_RECORDS PROVIDED:_
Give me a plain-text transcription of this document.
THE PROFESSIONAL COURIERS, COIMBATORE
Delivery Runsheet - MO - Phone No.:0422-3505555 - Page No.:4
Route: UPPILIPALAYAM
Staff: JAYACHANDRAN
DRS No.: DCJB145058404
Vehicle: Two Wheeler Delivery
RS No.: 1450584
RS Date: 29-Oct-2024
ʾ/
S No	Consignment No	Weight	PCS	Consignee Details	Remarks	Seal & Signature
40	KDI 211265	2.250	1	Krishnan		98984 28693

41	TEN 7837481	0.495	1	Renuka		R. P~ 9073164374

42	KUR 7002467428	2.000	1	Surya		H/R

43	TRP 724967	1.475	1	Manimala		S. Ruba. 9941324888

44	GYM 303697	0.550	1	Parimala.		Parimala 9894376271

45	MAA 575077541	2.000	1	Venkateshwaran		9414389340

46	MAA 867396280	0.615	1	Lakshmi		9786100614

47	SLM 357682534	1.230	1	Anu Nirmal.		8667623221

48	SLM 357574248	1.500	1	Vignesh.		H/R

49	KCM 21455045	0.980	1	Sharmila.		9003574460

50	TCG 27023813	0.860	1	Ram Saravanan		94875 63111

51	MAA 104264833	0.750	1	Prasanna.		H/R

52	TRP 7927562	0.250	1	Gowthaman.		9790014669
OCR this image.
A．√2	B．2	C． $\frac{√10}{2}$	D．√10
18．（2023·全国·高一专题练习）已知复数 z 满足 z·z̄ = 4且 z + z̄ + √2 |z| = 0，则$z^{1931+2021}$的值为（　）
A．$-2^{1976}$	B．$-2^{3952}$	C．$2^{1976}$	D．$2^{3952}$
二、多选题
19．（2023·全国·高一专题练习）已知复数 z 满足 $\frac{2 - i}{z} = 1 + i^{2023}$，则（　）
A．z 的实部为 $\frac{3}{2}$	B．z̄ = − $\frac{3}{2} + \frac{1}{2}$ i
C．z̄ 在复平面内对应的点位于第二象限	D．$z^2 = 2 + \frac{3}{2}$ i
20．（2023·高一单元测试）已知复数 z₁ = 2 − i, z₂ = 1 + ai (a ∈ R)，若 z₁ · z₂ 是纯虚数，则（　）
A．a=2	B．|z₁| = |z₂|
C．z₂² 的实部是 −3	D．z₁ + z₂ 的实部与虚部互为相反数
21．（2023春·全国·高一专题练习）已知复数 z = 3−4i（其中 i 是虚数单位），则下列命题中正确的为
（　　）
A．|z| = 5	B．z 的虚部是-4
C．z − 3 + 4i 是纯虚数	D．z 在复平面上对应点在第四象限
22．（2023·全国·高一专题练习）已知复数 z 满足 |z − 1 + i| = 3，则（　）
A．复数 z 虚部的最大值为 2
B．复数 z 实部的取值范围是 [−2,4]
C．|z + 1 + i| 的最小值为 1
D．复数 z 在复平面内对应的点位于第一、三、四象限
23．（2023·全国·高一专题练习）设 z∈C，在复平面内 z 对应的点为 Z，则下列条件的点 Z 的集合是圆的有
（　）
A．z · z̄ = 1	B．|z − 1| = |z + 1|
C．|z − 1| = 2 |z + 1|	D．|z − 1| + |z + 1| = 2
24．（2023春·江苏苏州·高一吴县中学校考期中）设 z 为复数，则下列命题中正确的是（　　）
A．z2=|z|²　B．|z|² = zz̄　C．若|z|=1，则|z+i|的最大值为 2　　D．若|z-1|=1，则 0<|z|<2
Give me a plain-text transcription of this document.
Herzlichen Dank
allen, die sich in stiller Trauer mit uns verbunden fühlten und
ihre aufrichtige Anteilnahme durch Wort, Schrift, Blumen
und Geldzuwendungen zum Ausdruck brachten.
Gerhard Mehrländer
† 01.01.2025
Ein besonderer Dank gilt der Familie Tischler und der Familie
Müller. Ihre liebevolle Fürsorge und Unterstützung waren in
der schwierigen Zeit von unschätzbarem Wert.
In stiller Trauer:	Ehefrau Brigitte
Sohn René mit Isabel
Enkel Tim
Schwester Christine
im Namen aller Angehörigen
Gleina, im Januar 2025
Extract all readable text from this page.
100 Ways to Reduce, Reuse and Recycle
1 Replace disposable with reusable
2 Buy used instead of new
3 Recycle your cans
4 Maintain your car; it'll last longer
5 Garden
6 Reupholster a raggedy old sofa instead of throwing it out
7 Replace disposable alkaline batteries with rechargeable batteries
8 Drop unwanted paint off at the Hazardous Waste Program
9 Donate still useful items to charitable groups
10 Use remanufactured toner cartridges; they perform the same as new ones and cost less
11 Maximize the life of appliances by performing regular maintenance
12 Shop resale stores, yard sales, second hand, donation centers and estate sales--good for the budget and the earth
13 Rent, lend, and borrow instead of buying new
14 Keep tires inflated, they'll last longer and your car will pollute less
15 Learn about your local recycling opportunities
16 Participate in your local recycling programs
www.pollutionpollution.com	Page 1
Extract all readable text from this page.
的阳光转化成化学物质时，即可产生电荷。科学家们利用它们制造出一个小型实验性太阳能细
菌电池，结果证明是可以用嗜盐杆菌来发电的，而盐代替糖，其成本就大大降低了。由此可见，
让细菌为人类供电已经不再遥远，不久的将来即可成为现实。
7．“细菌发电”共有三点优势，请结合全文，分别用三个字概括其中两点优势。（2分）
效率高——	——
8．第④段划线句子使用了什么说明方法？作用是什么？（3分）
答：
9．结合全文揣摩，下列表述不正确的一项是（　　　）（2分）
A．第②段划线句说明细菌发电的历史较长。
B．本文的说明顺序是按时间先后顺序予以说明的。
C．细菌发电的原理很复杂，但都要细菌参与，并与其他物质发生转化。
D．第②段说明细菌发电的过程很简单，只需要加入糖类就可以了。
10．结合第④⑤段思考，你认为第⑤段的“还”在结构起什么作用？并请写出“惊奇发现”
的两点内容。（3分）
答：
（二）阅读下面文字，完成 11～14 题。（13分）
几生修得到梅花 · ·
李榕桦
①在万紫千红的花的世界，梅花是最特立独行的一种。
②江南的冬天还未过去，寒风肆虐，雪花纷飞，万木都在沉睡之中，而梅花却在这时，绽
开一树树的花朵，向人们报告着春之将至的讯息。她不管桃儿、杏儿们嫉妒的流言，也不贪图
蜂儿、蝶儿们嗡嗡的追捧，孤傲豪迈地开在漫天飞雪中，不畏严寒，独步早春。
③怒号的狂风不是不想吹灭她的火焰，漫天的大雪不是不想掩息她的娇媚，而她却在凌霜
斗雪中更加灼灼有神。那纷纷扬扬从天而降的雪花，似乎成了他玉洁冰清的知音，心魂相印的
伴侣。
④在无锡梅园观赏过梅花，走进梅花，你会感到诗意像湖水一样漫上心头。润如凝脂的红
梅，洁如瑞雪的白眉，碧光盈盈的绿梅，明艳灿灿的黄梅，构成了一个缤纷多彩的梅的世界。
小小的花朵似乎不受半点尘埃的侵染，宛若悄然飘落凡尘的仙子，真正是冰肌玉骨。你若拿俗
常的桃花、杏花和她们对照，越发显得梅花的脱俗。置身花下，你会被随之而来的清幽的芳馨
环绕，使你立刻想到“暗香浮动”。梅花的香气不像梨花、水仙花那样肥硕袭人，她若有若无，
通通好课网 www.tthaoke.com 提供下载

_YOUR GOAL:_
Retype the data in full and match it exactly.

_ANSWER BELOW:_
Give me a plain-text transcription of this document.
THE PROFESSIONAL COURIERS, COIMBATORE
Delivery Runsheet - MO - Phone No.:0422-3505555 - Page No.:4
Route: UPPILIPALAYAM
Staff: JAYACHANDRAN
DRS No.: DCJB145058404
Vehicle: Two Wheeler Delivery
RS No.: 1450584
RS Date: 29-Oct-2024
ʾ/
S No	Consignment No	Weight	PCS	Consignee Details	Remarks	Seal & Signature
40	KDI 211265	2.250	1	Krishnan		98984 28693

41	TEN 7837481	0.495	1	Renuka		R. P~ 9073164374

42	KUR 7002467428	2.000	1	Surya		H/R

43	TRP 724967	1.475	1	Manimala		S. Ruba. 9941324888

44	GYM 303697	0.550	1	Parimala.		Parimala 9894376271

45	MAA 575077541	2.000	1	Venkateshwaran		9414389340

46	MAA 867396280	0.615	1	Lakshmi		9786100614

47	SLM 357682534	1.230	1	Anu Nirmal.		8667623221

48	SLM 357574248	1.500	1	Vignesh.		H/R

49	KCM 21455045	0.980	1	Sharmila.		9003574460

50	TCG 27023813	0.860	1	Ram Saravanan		94875 63111

51	MAA 104264833	0.750	1	Prasanna.		H/R

52	TRP 7927562	0.250	1	Gowthaman.		9790014669
OCR this image.
A．√2	B．2	C． $\frac{√10}{2}$	D．√10
18．（2023·全国·高一专题练习）已知复数 z 满足 z·z̄ = 4且 z + z̄ + √2 |z| = 0，则$z^{1931+2021}$的值为（　）
A．$-2^{1976}$	B．$-2^{3952}$	C．$2^{1976}$	D．$2^{3952}$
二、多选题
19．（2023·全国·高一专题练习）已知复数 z 满足 $\frac{2 - i}{z} = 1 + i^{2023}$，则（　）
A．z 的实部为 $\frac{3}{2}$	B．z̄ = − $\frac{3}{2} + \frac{1}{2}$ i
C．z̄ 在复平面内对应的点位于第二象限	D．$z^2 = 2 + \frac{3}{2}$ i
20．（2023·高一单元测试）已知复数 z₁ = 2 − i, z₂ = 1 + ai (a ∈ R)，若 z₁ · z₂ 是纯虚数，则（　）
A．a=2	B．|z₁| = |z₂|
C．z₂² 的实部是 −3	D．z₁ + z₂ 的实部与虚部互为相反数
21．（2023春·全国·高一专题练习）已知复数 z = 3−4i（其中 i 是虚数单位），则下列命题中正确的为
（　　）
A．|z| = 5	B．z 的虚部是-4
C．z − 3 + 4i 是纯虚数	D．z 在复平面上对应点在第四象限
22．（2023·全国·高一专题练习）已知复数 z 满足 |z − 1 + i| = 3，则（　）
A．复数 z 虚部的最大值为 2
B．复数 z 实部的取值范围是 [−2,4]
C．|z + 1 + i| 的最小值为 1
D．复数 z 在复平面内对应的点位于第一、三、四象限
23．（2023·全国·高一专题练习）设 z∈C，在复平面内 z 对应的点为 Z，则下列条件的点 Z 的集合是圆的有
（　）
A．z · z̄ = 1	B．|z − 1| = |z + 1|
C．|z − 1| = 2 |z + 1|	D．|z − 1| + |z + 1| = 2
24．（2023春·江苏苏州·高一吴县中学校考期中）设 z 为复数，则下列命题中正确的是（　　）
A．z2=|z|²　B．|z|² = zz̄　C．若|z|=1，则|z+i|的最大值为 2　　D．若|z-1|=1，则 0<|z|<2
Give me a plain-text transcription of this document.
Herzlichen Dank
allen, die sich in stiller Trauer mit uns verbunden fühlten und
ihre aufrichtige Anteilnahme durch Wort, Schrift, Blumen
und Geldzuwendungen zum Ausdruck brachten.
Gerhard Mehrländer
† 01.01.2025
Ein besonderer Dank gilt der Familie Tischler und der Familie
Müller. Ihre liebevolle Fürsorge und Unterstützung waren in
der schwierigen Zeit von unschätzbarem Wert.
In stiller Trauer:	Ehefrau Brigitte
Sohn René mit Isabel
Enkel Tim
Schwester Christine
im Namen aller Angehörigen
Gleina, im Januar 2025
Extract all readable text from this page.
100 Ways to Reduce, Reuse and Recycle
1 Replace disposable with reusable
2 Buy used instead of new
3 Recycle your cans
4 Maintain your car; it'll last longer
5 Garden
6 Reupholster a raggedy old sofa instead of throwing it out
7 Replace disposable alkaline batteries with rechargeable batteries
8 Drop unwanted paint off at the Hazardous Waste Program
9 Donate still useful items to charitable groups
10 Use remanufactured toner cartridges; they perform the same as new ones and cost less
11 Maximize the life of appliances by performing regular maintenance
12 Shop resale stores, yard sales, second hand, donation centers and estate sales--good for the budget and the earth
13 Rent, lend, and borrow instead of buying new
14 Keep tires inflated, they'll last longer and your car will pollute less
15 Learn about your local recycling opportunities
16 Participate in your local recycling programs
www.pollutionpollution.com	Page 1
Extract all readable text from this page.
的阳光转化成化学物质时，即可产生电荷。科学家们利用它们制造出一个小型实验性太阳能细
菌电池，结果证明是可以用嗜盐杆菌来发电的，而盐代替糖，其成本就大大降低了。由此可见，
让细菌为人类供电已经不再遥远，不久的将来即可成为现实。
7．“细菌发电”共有三点优势，请结合全文，分别用三个字概括其中两点优势。（2分）
效率高——	——
8．第④段划线句子使用了什么说明方法？作用是什么？（3分）
答：
9．结合全文揣摩，下列表述不正确的一项是（　　　）（2分）
A．第②段划线句说明细菌发电的历史较长。
B．本文的说明顺序是按时间先后顺序予以说明的。
C．细菌发电的原理很复杂，但都要细菌参与，并与其他物质发生转化。
D．第②段说明细菌发电的过程很简单，只需要加入糖类就可以了。
10．结合第④⑤段思考，你认为第⑤段的“还”在结构起什么作用？并请写出“惊奇发现”
的两点内容。（3分）
答：
（二）阅读下面文字，完成 11～14 题。（13分）
几生修得到梅花 · ·
李榕桦
①在万紫千红的花的世界，梅花是最特立独行的一种。
②江南的冬天还未过去，寒风肆虐，雪花纷飞，万木都在沉睡之中，而梅花却在这时，绽
开一树树的花朵，向人们报告着春之将至的讯息。她不管桃儿、杏儿们嫉妒的流言，也不贪图
蜂儿、蝶儿们嗡嗡的追捧，孤傲豪迈地开在漫天飞雪中，不畏严寒，独步早春。
③怒号的狂风不是不想吹灭她的火焰，漫天的大雪不是不想掩息她的娇媚，而她却在凌霜
斗雪中更加灼灼有神。那纷纷扬扬从天而降的雪花，似乎成了他玉洁冰清的知音，心魂相印的
伴侣。
④在无锡梅园观赏过梅花，走进梅花，你会感到诗意像湖水一样漫上心头。润如凝脂的红
梅，洁如瑞雪的白眉，碧光盈盈的绿梅，明艳灿灿的黄梅，构成了一个缤纷多彩的梅的世界。
小小的花朵似乎不受半点尘埃的侵染，宛若悄然飘落凡尘的仙子，真正是冰肌玉骨。你若拿俗
常的桃花、杏花和她们对照，越发显得梅花的脱俗。置身花下，你会被随之而来的清幽的芳馨
环绕，使你立刻想到“暗香浮动”。梅花的香气不像梨花、水仙花那样肥硕袭人，她若有若无，
通通好课网 www.tthaoke.com 提供下载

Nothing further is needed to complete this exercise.